(Layout coordinate data)
+++
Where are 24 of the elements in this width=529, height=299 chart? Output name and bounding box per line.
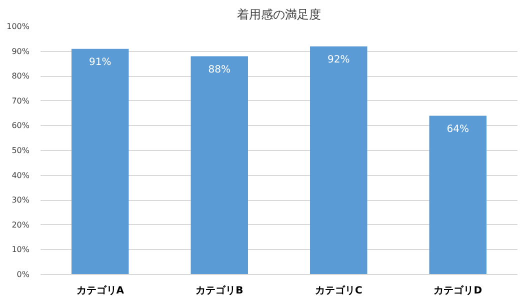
x-tick-label: カテゴリA <box>76 284 124 296</box>
y-tick-label: 90% <box>12 46 30 56</box>
data-label: 92% <box>328 54 350 66</box>
y-tick-label: 100% <box>6 22 30 31</box>
y-tick-label: 0% <box>16 270 30 279</box>
y-tick-label: 80% <box>12 72 30 81</box>
y-tick-label: 60% <box>12 121 30 130</box>
x-tick-label: カテゴリC <box>314 284 362 296</box>
y-tick-label: 30% <box>12 196 30 205</box>
y-tick-label: 20% <box>12 220 30 230</box>
bar <box>190 56 248 274</box>
bar <box>310 46 368 274</box>
x-tick-label: カテゴリD <box>434 284 482 296</box>
bar <box>72 48 129 274</box>
data-label: 91% <box>89 56 112 68</box>
bar <box>429 116 486 274</box>
y-tick-label: 50% <box>12 146 30 155</box>
y-tick-label: 70% <box>12 96 30 106</box>
data-label: 88% <box>208 64 230 76</box>
chart-title: 着用感の満足度 <box>237 8 321 22</box>
y-tick-label: 10% <box>12 245 30 254</box>
data-label: 64% <box>446 124 469 135</box>
y-tick-label: 40% <box>12 170 30 180</box>
x-tick-label: カテゴリB <box>196 284 244 296</box>
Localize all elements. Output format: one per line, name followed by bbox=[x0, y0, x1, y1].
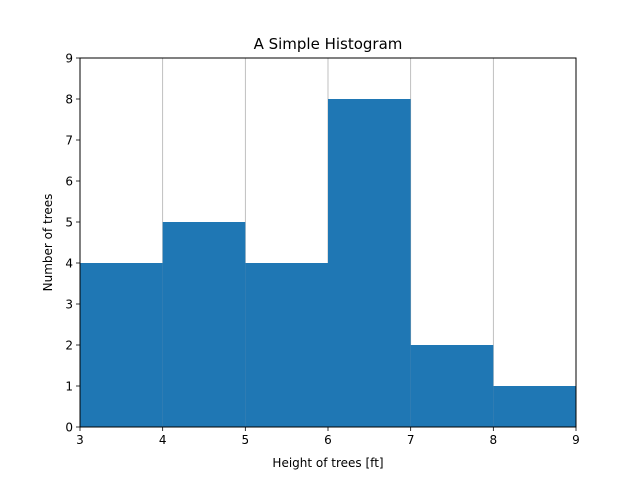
y-tick-label-0: 0 bbox=[65, 421, 73, 435]
bar-5 bbox=[493, 386, 576, 427]
y-axis-ticks: 0 1 2 3 4 5 6 7 8 9 bbox=[65, 52, 80, 435]
bar-1 bbox=[162, 222, 246, 427]
y-tick-label-1: 1 bbox=[65, 380, 73, 394]
bar-0 bbox=[80, 263, 163, 427]
y-tick-label-9: 9 bbox=[65, 52, 73, 66]
y-tick-label-8: 8 bbox=[65, 93, 73, 107]
x-tick-label-2: 5 bbox=[242, 433, 250, 447]
y-tick-label-6: 6 bbox=[65, 175, 73, 189]
x-axis-ticks: 3 4 5 6 7 8 9 bbox=[76, 427, 580, 447]
bar-4 bbox=[410, 345, 494, 427]
x-tick-label-6: 9 bbox=[572, 433, 580, 447]
x-tick-label-3: 6 bbox=[324, 433, 332, 447]
bar-3 bbox=[328, 99, 411, 427]
y-tick-label-7: 7 bbox=[65, 134, 73, 148]
bar-2 bbox=[245, 263, 328, 427]
y-tick-label-3: 3 bbox=[65, 298, 73, 312]
histogram-bars bbox=[80, 99, 576, 427]
x-axis-label: Height of trees [ft] bbox=[272, 456, 383, 470]
x-tick-label-1: 4 bbox=[159, 433, 167, 447]
y-tick-label-2: 2 bbox=[65, 339, 73, 353]
x-tick-label-5: 8 bbox=[490, 433, 498, 447]
y-axis-label: Number of trees bbox=[41, 194, 55, 292]
x-tick-label-0: 3 bbox=[76, 433, 84, 447]
x-tick-label-4: 7 bbox=[407, 433, 415, 447]
y-tick-label-4: 4 bbox=[65, 257, 73, 271]
chart-title: A Simple Histogram bbox=[254, 35, 403, 53]
y-tick-label-5: 5 bbox=[65, 216, 73, 230]
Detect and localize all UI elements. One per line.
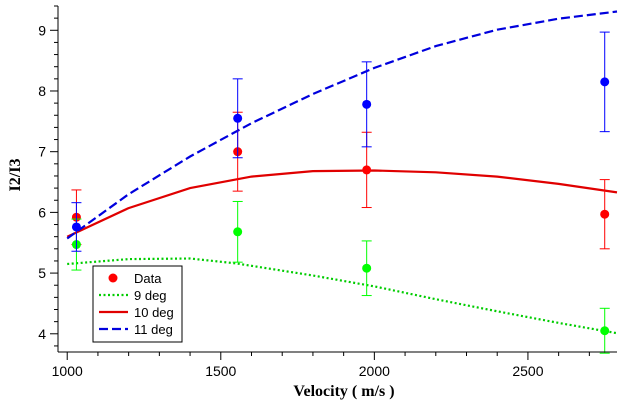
- legend-marker: [108, 273, 118, 283]
- data-point-1-2: [362, 263, 372, 273]
- x-tick-label: 2000: [359, 363, 390, 379]
- axes: 1000 1500 2000 2500 4 5 6 7 8 9: [38, 5, 617, 379]
- legend-label: Data: [134, 271, 162, 286]
- legend-label: 9 deg: [134, 288, 167, 303]
- y-tick-label: 9: [38, 22, 46, 38]
- data-point-1-1: [233, 227, 243, 237]
- legend-label: 11 deg: [134, 322, 173, 337]
- series-line-1: [66, 169, 618, 238]
- y-tick-label: 6: [38, 204, 46, 220]
- legend-label: 10 deg: [134, 305, 174, 320]
- x-tick-label: 2500: [512, 363, 543, 379]
- x-tick-label: 1500: [205, 363, 236, 379]
- legend-box: [92, 265, 183, 343]
- data-point-1-3: [600, 326, 610, 336]
- data-point-0-2: [362, 165, 372, 175]
- x-tick-label: 1000: [52, 363, 83, 379]
- data-point-2-1: [233, 113, 243, 123]
- legend: Data 9 deg 10 deg 11 deg: [92, 265, 183, 343]
- y-tick-label: 5: [38, 265, 46, 281]
- plot-lines: [66, 10, 618, 335]
- data-point-0-3: [600, 209, 610, 219]
- data-point-2-3: [600, 77, 610, 87]
- y-tick-label: 4: [38, 326, 46, 342]
- y-tick-label: 8: [38, 83, 46, 99]
- y-axis-title: I2/I3: [7, 159, 24, 192]
- series-line-2: [66, 10, 618, 240]
- plot-markers: [71, 31, 610, 354]
- data-point-2-0: [71, 222, 81, 232]
- y-tick-label: 7: [38, 144, 46, 160]
- x-axis-title: Velocity ( m/s ): [293, 383, 394, 400]
- data-point-2-2: [362, 99, 372, 109]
+++
Reproduce all of the material above line for line with nothing changed, but leave out the picture lines.

**Answer for the task:**
Where are 24 of the elements in this width=529, height=299 chart? Output name and bounding box per line.
x-tick-label: カテゴリA <box>76 284 124 296</box>
y-tick-label: 90% <box>12 46 30 56</box>
data-label: 92% <box>328 54 350 66</box>
y-tick-label: 100% <box>6 22 30 31</box>
y-tick-label: 0% <box>16 270 30 279</box>
y-tick-label: 80% <box>12 72 30 81</box>
y-tick-label: 60% <box>12 121 30 130</box>
x-tick-label: カテゴリC <box>314 284 362 296</box>
y-tick-label: 30% <box>12 196 30 205</box>
y-tick-label: 20% <box>12 220 30 230</box>
bar <box>190 56 248 274</box>
bar <box>310 46 368 274</box>
x-tick-label: カテゴリD <box>434 284 482 296</box>
bar <box>72 48 129 274</box>
data-label: 91% <box>89 56 112 68</box>
bar <box>429 116 486 274</box>
y-tick-label: 50% <box>12 146 30 155</box>
y-tick-label: 70% <box>12 96 30 106</box>
data-label: 88% <box>208 64 230 76</box>
chart-title: 着用感の満足度 <box>237 8 321 22</box>
y-tick-label: 10% <box>12 245 30 254</box>
data-label: 64% <box>446 124 469 135</box>
y-tick-label: 40% <box>12 170 30 180</box>
x-tick-label: カテゴリB <box>196 284 244 296</box>
Localize all elements. Output format: one per line, name followed by bbox=[x0, y0, x1, y1].
y-tick-label-0: 0 bbox=[65, 421, 73, 435]
bar-5 bbox=[493, 386, 576, 427]
y-axis-ticks: 0 1 2 3 4 5 6 7 8 9 bbox=[65, 52, 80, 435]
bar-1 bbox=[162, 222, 246, 427]
y-tick-label-1: 1 bbox=[65, 380, 73, 394]
bar-0 bbox=[80, 263, 163, 427]
y-tick-label-9: 9 bbox=[65, 52, 73, 66]
y-tick-label-8: 8 bbox=[65, 93, 73, 107]
x-tick-label-2: 5 bbox=[242, 433, 250, 447]
y-tick-label-6: 6 bbox=[65, 175, 73, 189]
x-axis-ticks: 3 4 5 6 7 8 9 bbox=[76, 427, 580, 447]
bar-4 bbox=[410, 345, 494, 427]
x-tick-label-6: 9 bbox=[572, 433, 580, 447]
x-tick-label-3: 6 bbox=[324, 433, 332, 447]
bar-3 bbox=[328, 99, 411, 427]
y-tick-label-7: 7 bbox=[65, 134, 73, 148]
bar-2 bbox=[245, 263, 328, 427]
y-tick-label-3: 3 bbox=[65, 298, 73, 312]
histogram-bars bbox=[80, 99, 576, 427]
x-axis-label: Height of trees [ft] bbox=[272, 456, 383, 470]
x-tick-label-1: 4 bbox=[159, 433, 167, 447]
y-tick-label-2: 2 bbox=[65, 339, 73, 353]
x-tick-label-5: 8 bbox=[490, 433, 498, 447]
y-axis-label: Number of trees bbox=[41, 194, 55, 292]
x-tick-label-0: 3 bbox=[76, 433, 84, 447]
x-tick-label-4: 7 bbox=[407, 433, 415, 447]
y-tick-label-4: 4 bbox=[65, 257, 73, 271]
chart-title: A Simple Histogram bbox=[254, 35, 403, 53]
y-tick-label-5: 5 bbox=[65, 216, 73, 230]
Detect and localize all UI elements. One per line.
- legend-marker: [108, 273, 118, 283]
- data-point-1-2: [362, 263, 372, 273]
- x-tick-label: 2000: [359, 363, 390, 379]
- axes: 1000 1500 2000 2500 4 5 6 7 8 9: [38, 5, 617, 379]
- legend-label: Data: [134, 271, 162, 286]
- legend-label: 9 deg: [134, 288, 167, 303]
- y-tick-label: 9: [38, 22, 46, 38]
- data-point-1-1: [233, 227, 243, 237]
- legend-label: 11 deg: [134, 322, 173, 337]
- series-line-1: [66, 169, 618, 238]
- y-tick-label: 6: [38, 204, 46, 220]
- legend-label: 10 deg: [134, 305, 174, 320]
- x-tick-label: 2500: [512, 363, 543, 379]
- x-tick-label: 1500: [205, 363, 236, 379]
- legend-box: [92, 265, 183, 343]
- data-point-1-3: [600, 326, 610, 336]
- data-point-0-2: [362, 165, 372, 175]
- x-tick-label: 1000: [52, 363, 83, 379]
- data-point-2-1: [233, 113, 243, 123]
- legend: Data 9 deg 10 deg 11 deg: [92, 265, 183, 343]
- y-tick-label: 5: [38, 265, 46, 281]
- plot-lines: [66, 10, 618, 335]
- data-point-0-3: [600, 209, 610, 219]
- data-point-2-3: [600, 77, 610, 87]
- y-tick-label: 4: [38, 326, 46, 342]
- y-tick-label: 8: [38, 83, 46, 99]
- y-axis-title: I2/I3: [7, 159, 24, 192]
- series-line-2: [66, 10, 618, 240]
- plot-markers: [71, 31, 610, 354]
- data-point-2-0: [71, 222, 81, 232]
- y-tick-label: 7: [38, 144, 46, 160]
- x-axis-title: Velocity ( m/s ): [293, 383, 394, 400]
- data-point-2-2: [362, 99, 372, 109]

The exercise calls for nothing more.